__DATASET__:
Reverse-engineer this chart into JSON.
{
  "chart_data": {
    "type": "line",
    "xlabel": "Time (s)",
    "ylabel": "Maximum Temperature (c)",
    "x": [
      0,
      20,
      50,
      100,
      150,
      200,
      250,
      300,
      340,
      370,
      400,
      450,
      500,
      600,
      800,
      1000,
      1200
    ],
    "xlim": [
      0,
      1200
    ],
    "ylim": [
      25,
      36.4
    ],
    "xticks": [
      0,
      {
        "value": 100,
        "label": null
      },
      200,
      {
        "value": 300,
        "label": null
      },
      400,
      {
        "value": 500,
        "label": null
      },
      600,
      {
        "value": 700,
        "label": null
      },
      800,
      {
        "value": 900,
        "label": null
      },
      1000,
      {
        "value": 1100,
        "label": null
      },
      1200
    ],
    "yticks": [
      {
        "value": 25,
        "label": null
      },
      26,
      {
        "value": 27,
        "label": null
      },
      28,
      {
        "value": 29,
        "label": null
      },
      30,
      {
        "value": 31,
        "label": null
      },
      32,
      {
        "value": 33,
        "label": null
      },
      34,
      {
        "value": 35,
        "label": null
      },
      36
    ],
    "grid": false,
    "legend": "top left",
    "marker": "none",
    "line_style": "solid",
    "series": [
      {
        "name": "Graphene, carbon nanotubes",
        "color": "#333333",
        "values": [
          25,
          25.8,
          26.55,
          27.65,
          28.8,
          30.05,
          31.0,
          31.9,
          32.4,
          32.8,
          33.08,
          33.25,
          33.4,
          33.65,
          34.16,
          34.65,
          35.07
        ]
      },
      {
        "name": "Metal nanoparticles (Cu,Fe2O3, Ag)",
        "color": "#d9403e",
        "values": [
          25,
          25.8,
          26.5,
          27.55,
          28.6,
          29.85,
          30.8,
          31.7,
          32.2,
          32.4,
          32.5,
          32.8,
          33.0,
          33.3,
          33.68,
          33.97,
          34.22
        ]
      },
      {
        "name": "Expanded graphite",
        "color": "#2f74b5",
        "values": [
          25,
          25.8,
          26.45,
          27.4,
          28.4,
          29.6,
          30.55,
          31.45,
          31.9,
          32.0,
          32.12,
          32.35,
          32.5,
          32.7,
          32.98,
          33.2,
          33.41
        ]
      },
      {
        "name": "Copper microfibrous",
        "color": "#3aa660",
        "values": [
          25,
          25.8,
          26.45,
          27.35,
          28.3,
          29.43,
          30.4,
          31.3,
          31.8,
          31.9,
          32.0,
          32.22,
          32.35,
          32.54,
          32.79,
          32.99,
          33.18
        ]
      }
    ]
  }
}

__YOUR TASK__: Show all lines from the listing above in which "name" appears.

__EXERCISE ANSWER__:
        "name": "Graphene, carbon nanotubes",
        "name": "Metal nanoparticles (Cu,Fe2O3, Ag)",
        "name": "Expanded graphite",
        "name": "Copper microfibrous",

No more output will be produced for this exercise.